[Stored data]
[Begin]

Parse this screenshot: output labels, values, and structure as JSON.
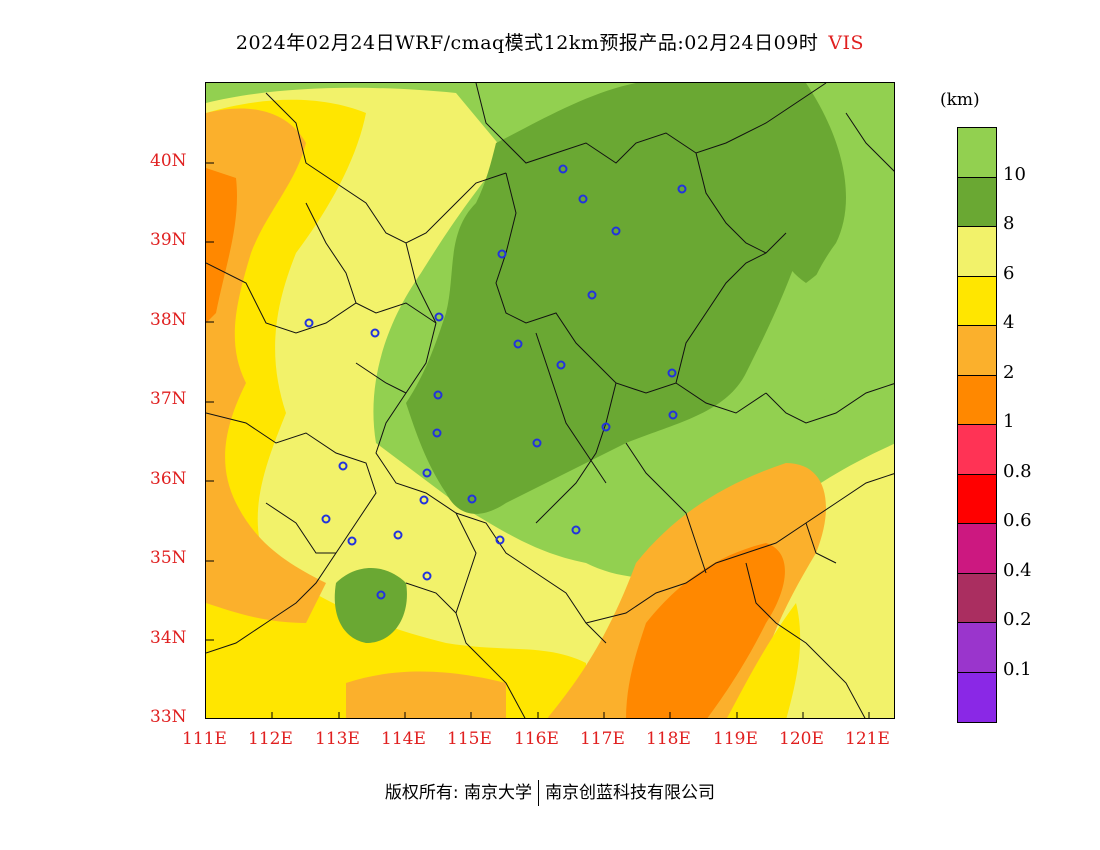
{
  "title": {
    "main": "2024年02月24日WRF/cmaq模式12km预报产品:02月24日09时",
    "variable": "VIS"
  },
  "colors": {
    "title_variable": "#e02020",
    "axis_labels": "#e02020",
    "boundaries": "#111111",
    "cities": "#2233dd"
  },
  "map": {
    "lat_labels": [
      "40N",
      "39N",
      "38N",
      "37N",
      "36N",
      "35N",
      "34N",
      "33N"
    ],
    "lon_labels": [
      "111E",
      "112E",
      "113E",
      "114E",
      "115E",
      "116E",
      "117E",
      "118E",
      "119E",
      "120E",
      "121E"
    ]
  },
  "legend": {
    "unit": "(km)",
    "labels": [
      "10",
      "8",
      "6",
      "4",
      "2",
      "1",
      "0.8",
      "0.6",
      "0.4",
      "0.2",
      "0.1"
    ],
    "colors": [
      "#92d050",
      "#6aa833",
      "#f2f26a",
      "#ffe600",
      "#fbb02c",
      "#ff8800",
      "#ff3355",
      "#ff0000",
      "#cc1880",
      "#aa2e60",
      "#9a35cc",
      "#8a28e6"
    ]
  },
  "footer": {
    "copyright": "版权所有: 南京大学",
    "company": "南京创蓝科技有限公司"
  }
}
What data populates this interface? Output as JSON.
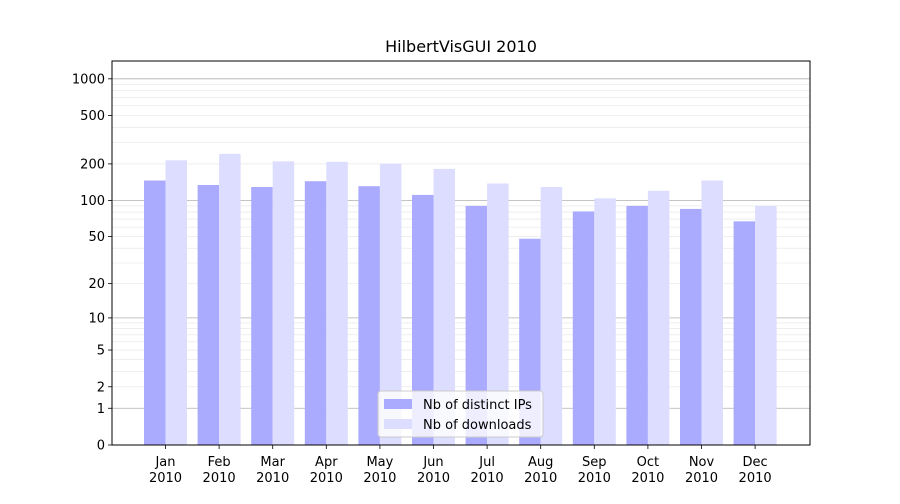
{
  "chart_data": {
    "type": "bar",
    "title": "HilbertVisGUI 2010",
    "xlabel": "",
    "ylabel": "",
    "categories": [
      [
        "Jan",
        "2010"
      ],
      [
        "Feb",
        "2010"
      ],
      [
        "Mar",
        "2010"
      ],
      [
        "Apr",
        "2010"
      ],
      [
        "May",
        "2010"
      ],
      [
        "Jun",
        "2010"
      ],
      [
        "Jul",
        "2010"
      ],
      [
        "Aug",
        "2010"
      ],
      [
        "Sep",
        "2010"
      ],
      [
        "Oct",
        "2010"
      ],
      [
        "Nov",
        "2010"
      ],
      [
        "Dec",
        "2010"
      ]
    ],
    "series": [
      {
        "name": "Nb of distinct IPs",
        "color": "#aaaaff",
        "values": [
          146,
          134,
          129,
          144,
          131,
          111,
          90,
          48,
          81,
          90,
          85,
          67
        ]
      },
      {
        "name": "Nb of downloads",
        "color": "#ddddff",
        "values": [
          214,
          242,
          210,
          208,
          201,
          182,
          138,
          129,
          104,
          120,
          146,
          90
        ]
      }
    ],
    "yscale": "log(1+y)",
    "ylim": [
      0,
      1400
    ],
    "yticks": [
      0,
      1,
      2,
      5,
      10,
      20,
      50,
      100,
      200,
      500,
      1000
    ],
    "grid": true,
    "legend_position": "bottom-center"
  }
}
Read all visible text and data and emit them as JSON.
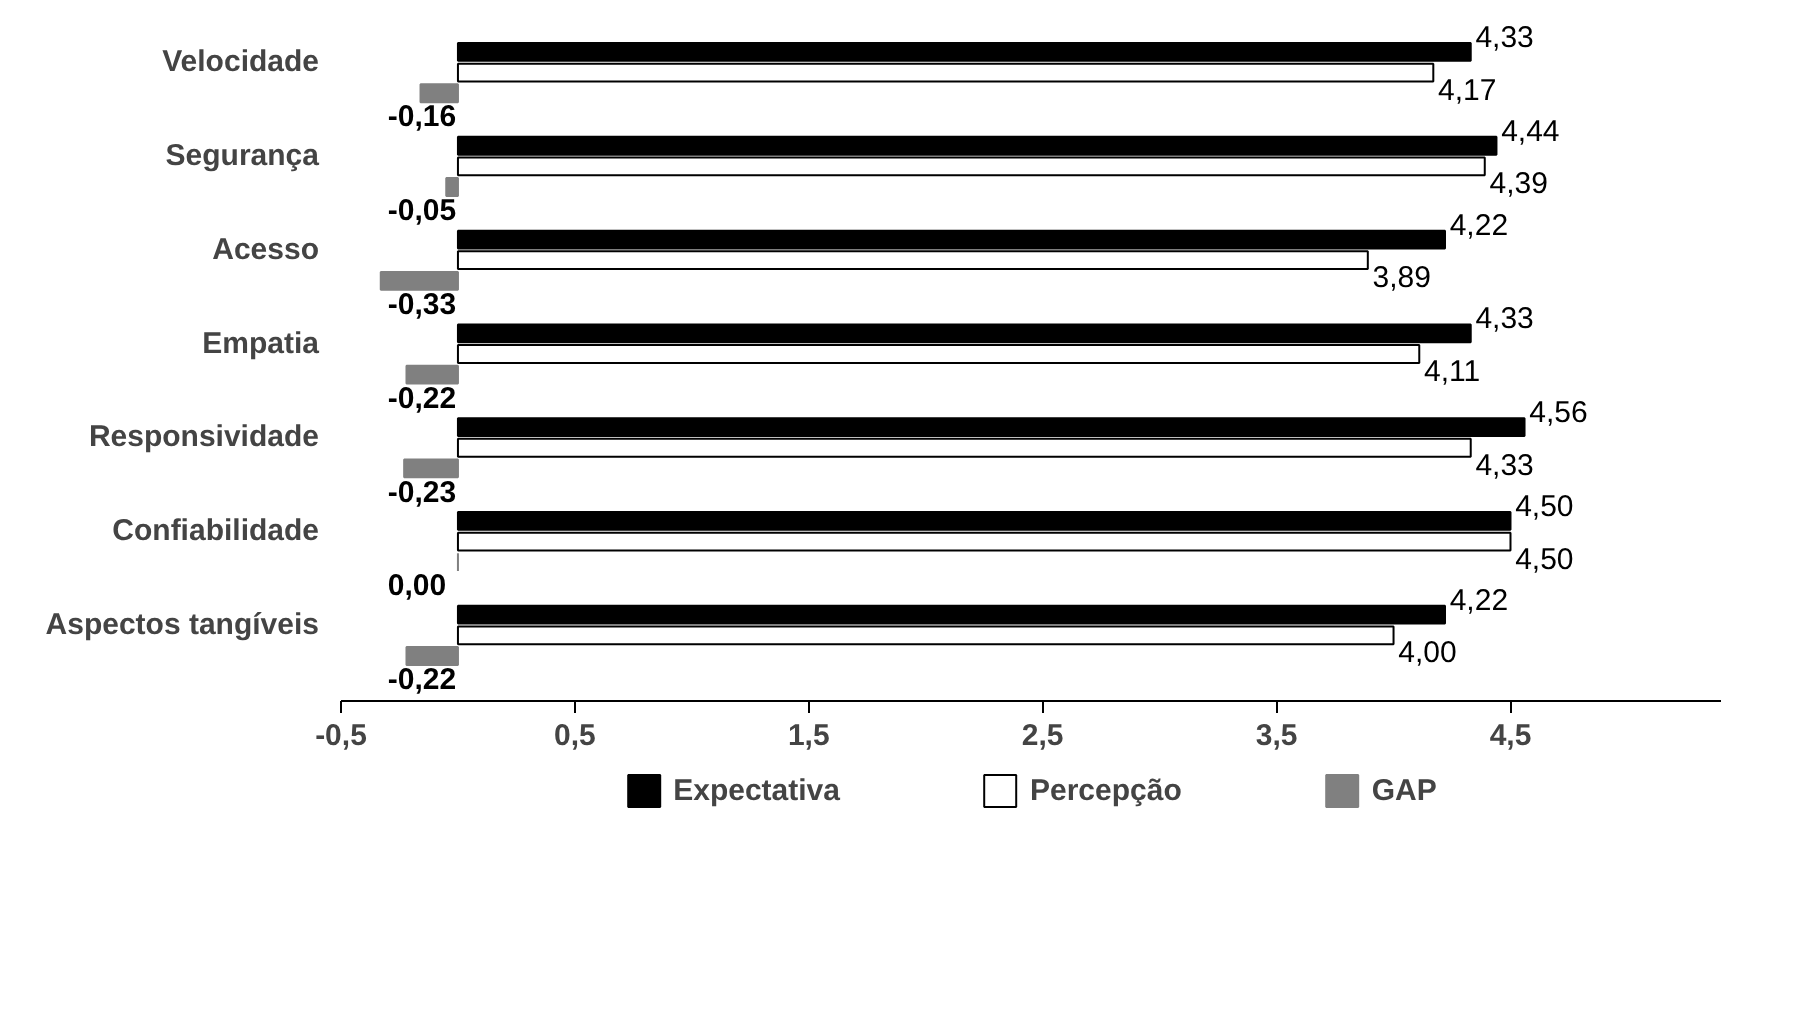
{
  "chart_data": {
    "type": "bar",
    "orientation": "horizontal",
    "categories": [
      "Velocidade",
      "Segurança",
      "Acesso",
      "Empatia",
      "Responsividade",
      "Confiabilidade",
      "Aspectos tangíveis"
    ],
    "series": [
      {
        "name": "Expectativa",
        "color": "#000000",
        "values": [
          4.33,
          4.44,
          4.22,
          4.33,
          4.56,
          4.5,
          4.22
        ],
        "value_labels": [
          "4,33",
          "4,44",
          "4,22",
          "4,33",
          "4,56",
          "4,50",
          "4,22"
        ]
      },
      {
        "name": "Percepção",
        "color": "#ffffff",
        "values": [
          4.17,
          4.39,
          3.89,
          4.11,
          4.33,
          4.5,
          4.0
        ],
        "value_labels": [
          "4,17",
          "4,39",
          "3,89",
          "4,11",
          "4,33",
          "4,50",
          "4,00"
        ]
      },
      {
        "name": "GAP",
        "color": "#808080",
        "values": [
          -0.16,
          -0.05,
          -0.33,
          -0.22,
          -0.23,
          0.0,
          -0.22
        ],
        "value_labels": [
          "-0,16",
          "-0,05",
          "-0,33",
          "-0,22",
          "-0,23",
          "0,00",
          "-0,22"
        ]
      }
    ],
    "xlim": [
      -0.5,
      5.4
    ],
    "xticks": [
      {
        "value": -0.5,
        "label": "-0,5"
      },
      {
        "value": 0.5,
        "label": "0,5"
      },
      {
        "value": 1.5,
        "label": "1,5"
      },
      {
        "value": 2.5,
        "label": "2,5"
      },
      {
        "value": 3.5,
        "label": "3,5"
      },
      {
        "value": 4.5,
        "label": "4,5"
      }
    ],
    "grid": false,
    "legend": "bottom"
  }
}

[End]

* [Problem requirements]: With the pictures omitted, reproduce the records in full and exactly.

* [Exercise result]:
Parse this screenshot: output labels, values, and structure as JSON.
{
  "title": {
    "main": "2024年02月24日WRF/cmaq模式12km预报产品:02月24日09时",
    "variable": "VIS"
  },
  "colors": {
    "title_variable": "#e02020",
    "axis_labels": "#e02020",
    "boundaries": "#111111",
    "cities": "#2233dd"
  },
  "map": {
    "lat_labels": [
      "40N",
      "39N",
      "38N",
      "37N",
      "36N",
      "35N",
      "34N",
      "33N"
    ],
    "lon_labels": [
      "111E",
      "112E",
      "113E",
      "114E",
      "115E",
      "116E",
      "117E",
      "118E",
      "119E",
      "120E",
      "121E"
    ]
  },
  "legend": {
    "unit": "(km)",
    "labels": [
      "10",
      "8",
      "6",
      "4",
      "2",
      "1",
      "0.8",
      "0.6",
      "0.4",
      "0.2",
      "0.1"
    ],
    "colors": [
      "#92d050",
      "#6aa833",
      "#f2f26a",
      "#ffe600",
      "#fbb02c",
      "#ff8800",
      "#ff3355",
      "#ff0000",
      "#cc1880",
      "#aa2e60",
      "#9a35cc",
      "#8a28e6"
    ]
  },
  "footer": {
    "copyright": "版权所有: 南京大学",
    "company": "南京创蓝科技有限公司"
  }
}
What data populates this interface? Output as JSON.
{
  "chart_data": {
    "type": "bar",
    "title": "HilbertVisGUI 2010",
    "xlabel": "",
    "ylabel": "",
    "categories": [
      [
        "Jan",
        "2010"
      ],
      [
        "Feb",
        "2010"
      ],
      [
        "Mar",
        "2010"
      ],
      [
        "Apr",
        "2010"
      ],
      [
        "May",
        "2010"
      ],
      [
        "Jun",
        "2010"
      ],
      [
        "Jul",
        "2010"
      ],
      [
        "Aug",
        "2010"
      ],
      [
        "Sep",
        "2010"
      ],
      [
        "Oct",
        "2010"
      ],
      [
        "Nov",
        "2010"
      ],
      [
        "Dec",
        "2010"
      ]
    ],
    "series": [
      {
        "name": "Nb of distinct IPs",
        "color": "#aaaaff",
        "values": [
          146,
          134,
          129,
          144,
          131,
          111,
          90,
          48,
          81,
          90,
          85,
          67
        ]
      },
      {
        "name": "Nb of downloads",
        "color": "#ddddff",
        "values": [
          214,
          242,
          210,
          208,
          201,
          182,
          138,
          129,
          104,
          120,
          146,
          90
        ]
      }
    ],
    "yscale": "log(1+y)",
    "ylim": [
      0,
      1400
    ],
    "yticks": [
      0,
      1,
      2,
      5,
      10,
      20,
      50,
      100,
      200,
      500,
      1000
    ],
    "grid": true,
    "legend_position": "bottom-center"
  }
}
Read all visible text and data and emit them as JSON.
{
  "chart_data": {
    "type": "bar",
    "orientation": "horizontal",
    "categories": [
      "Velocidade",
      "Segurança",
      "Acesso",
      "Empatia",
      "Responsividade",
      "Confiabilidade",
      "Aspectos tangíveis"
    ],
    "series": [
      {
        "name": "Expectativa",
        "color": "#000000",
        "values": [
          4.33,
          4.44,
          4.22,
          4.33,
          4.56,
          4.5,
          4.22
        ],
        "value_labels": [
          "4,33",
          "4,44",
          "4,22",
          "4,33",
          "4,56",
          "4,50",
          "4,22"
        ]
      },
      {
        "name": "Percepção",
        "color": "#ffffff",
        "values": [
          4.17,
          4.39,
          3.89,
          4.11,
          4.33,
          4.5,
          4.0
        ],
        "value_labels": [
          "4,17",
          "4,39",
          "3,89",
          "4,11",
          "4,33",
          "4,50",
          "4,00"
        ]
      },
      {
        "name": "GAP",
        "color": "#808080",
        "values": [
          -0.16,
          -0.05,
          -0.33,
          -0.22,
          -0.23,
          0.0,
          -0.22
        ],
        "value_labels": [
          "-0,16",
          "-0,05",
          "-0,33",
          "-0,22",
          "-0,23",
          "0,00",
          "-0,22"
        ]
      }
    ],
    "xlim": [
      -0.5,
      5.4
    ],
    "xticks": [
      {
        "value": -0.5,
        "label": "-0,5"
      },
      {
        "value": 0.5,
        "label": "0,5"
      },
      {
        "value": 1.5,
        "label": "1,5"
      },
      {
        "value": 2.5,
        "label": "2,5"
      },
      {
        "value": 3.5,
        "label": "3,5"
      },
      {
        "value": 4.5,
        "label": "4,5"
      }
    ],
    "grid": false,
    "legend": "bottom"
  }
}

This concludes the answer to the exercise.